美文网首页
AlexNet文章复现

AlexNet文章复现

作者: DLabc | 来源:发表于2018-05-08 21:01 被阅读0次

    AlexNet_v1:ImageNet Classification with Deep Convolutional Neural Networks

    AlexNet在2012年的ILVSRC上获得了第一名。相比第二名,它的准确率提高了超过了10%。
    AlexNet的创新点
    1.数据增强。

    对图像进行了随机裁剪,水平翻转。数据增强使得数据增加了(256-224)x(256-224)x2=2048倍。并且改变图片的RGB通道的强度。

    2.ReLU激活函数

    激活函数采用了ReLU,这样就不会出现tanh和sigmoid两端的饱和现象。能够缓梯度反向传播过程中的梯度消失问题。

    3.重叠池化

    将正常池化(2x2 stride 2)改为重叠池化(3x3 stride 2)可以将top-1和top-5提高0.4%和0.3%

    4.局部响应归一化(Local Response Normalization)

    LRN有助于泛化,但是LRN的效果其实是有争议的。

    LRN其实是和BatchNorm有点像。

    LRN思想主要来自于生物学的“侧抑制”

    5.Dropout

    在fc中应用dropout可以防止过拟合,它以一种很高效地方式结合多个不同的训练模型。

    6.GPU实现

    AlexNet的GPU实现,大大加快了模型的训练。

    下图是AlexNet的架构图:


    AlexNet架构图

    AlexNet一共8层,5个conv层,3个fc层。
    以下是TF+Keras混合编写的AlexNet:

    import tensorflow as tf
    keras = tf.keras
    from tensorflow.python.keras.layers import Conv2D,MaxPool2D,Dropout,Flatten,Dense
    
    
    def inference(inputs,
                  num_classes=1000,
                  is_training=True,
                  dropout_keep_prob=0.5):
      '''
      Inference
      
      inputs: a tensor of images
      num_classes: the num of category.
      is_training: set ture when it used for training
      dropout_keep_prob: the rate of dropout during training
      '''
      
      x = inputs
      # conv1
      x = Conv2D(96, [11,11], 4, activation='relu', name='conv1')(x)
      # lrn1
      x = tf.nn.local_response_normalization(x, name='lrn1')

* _已知信息_:

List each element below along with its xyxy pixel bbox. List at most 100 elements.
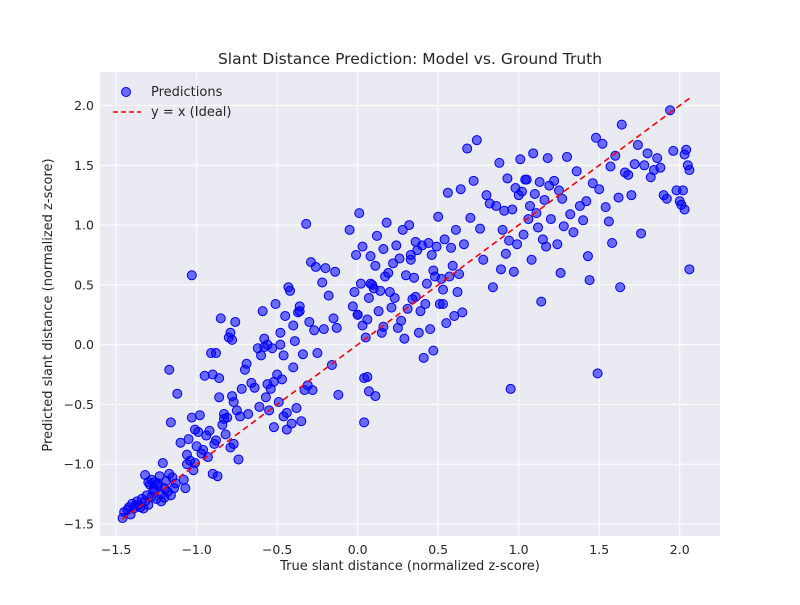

* _任务目标_:
根据关于AlexNet文章复现的文本回答以下问题,每题一行。
1. 数据增强使数据增加了多少倍?
2. 将正常池化改为重叠池化后,top-1和top-5分别提高了多少?
3. AlexNet一共有多少层,其中conv层和fc层各有几个?

* _任务答案_:
1. 2048倍。
2. top-1提高0.4%,top-5提高0.3%。
3. 一共8层,其中5个conv层,3个fc层。